*WHAT YOU ARE ASKED TO DO*
Give a verbatim quotation of every record.

====================

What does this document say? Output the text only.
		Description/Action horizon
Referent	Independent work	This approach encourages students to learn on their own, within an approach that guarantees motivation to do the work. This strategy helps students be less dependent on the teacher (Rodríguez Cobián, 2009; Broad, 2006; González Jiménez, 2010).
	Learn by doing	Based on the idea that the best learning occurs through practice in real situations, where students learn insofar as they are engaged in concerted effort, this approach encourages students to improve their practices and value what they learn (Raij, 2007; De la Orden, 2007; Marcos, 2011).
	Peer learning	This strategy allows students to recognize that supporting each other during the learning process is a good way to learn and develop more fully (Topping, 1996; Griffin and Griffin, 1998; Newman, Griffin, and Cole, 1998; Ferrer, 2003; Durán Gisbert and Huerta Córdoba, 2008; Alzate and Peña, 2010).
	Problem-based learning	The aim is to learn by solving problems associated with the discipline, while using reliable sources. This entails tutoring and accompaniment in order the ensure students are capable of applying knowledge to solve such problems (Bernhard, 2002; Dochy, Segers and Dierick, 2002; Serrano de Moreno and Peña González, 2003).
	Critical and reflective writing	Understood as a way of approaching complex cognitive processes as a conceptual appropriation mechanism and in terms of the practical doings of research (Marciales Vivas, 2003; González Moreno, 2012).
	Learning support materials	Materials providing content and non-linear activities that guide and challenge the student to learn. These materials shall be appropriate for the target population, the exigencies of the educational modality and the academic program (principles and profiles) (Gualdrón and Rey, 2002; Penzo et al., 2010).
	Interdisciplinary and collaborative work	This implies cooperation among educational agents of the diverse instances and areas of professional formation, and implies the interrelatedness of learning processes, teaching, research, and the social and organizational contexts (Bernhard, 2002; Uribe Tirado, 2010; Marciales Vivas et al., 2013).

====================

*FINISHED ANSWER*
What does this document say? Output the text only.
		Description/Action horizon
Referent	Independent work	This approach encourages students to learn on their own, within an approach that guarantees motivation to do the work. This strategy helps students be less dependent on the teacher (Rodríguez Cobián, 2009; Broad, 2006; González Jiménez, 2010).
	Learn by doing	Based on the idea that the best learning occurs through practice in real situations, where students learn insofar as they are engaged in concerted effort, this approach encourages students to improve their practices and value what they learn (Raij, 2007; De la Orden, 2007; Marcos, 2011).
	Peer learning	This strategy allows students to recognize that supporting each other during the learning process is a good way to learn and develop more fully (Topping, 1996; Griffin and Griffin, 1998; Newman, Griffin, and Cole, 1998; Ferrer, 2003; Durán Gisbert and Huerta Córdoba, 2008; Alzate and Peña, 2010).
	Problem-based learning	The aim is to learn by solving problems associated with the discipline, while using reliable sources. This entails tutoring and accompaniment in order the ensure students are capable of applying knowledge to solve such problems (Bernhard, 2002; Dochy, Segers and Dierick, 2002; Serrano de Moreno and Peña González, 2003).
	Critical and reflective writing	Understood as a way of approaching complex cognitive processes as a conceptual appropriation mechanism and in terms of the practical doings of research (Marciales Vivas, 2003; González Moreno, 2012).
	Learning support materials	Materials providing content and non-linear activities that guide and challenge the student to learn. These materials shall be appropriate for the target population, the exigencies of the educational modality and the academic program (principles and profiles) (Gualdrón and Rey, 2002; Penzo et al., 2010).
	Interdisciplinary and collaborative work	This implies cooperation among educational agents of the diverse instances and areas of professional formation, and implies the interrelatedness of learning processes, teaching, research, and the social and organizational contexts (Bernhard, 2002; Uribe Tirado, 2010; Marciales Vivas et al., 2013).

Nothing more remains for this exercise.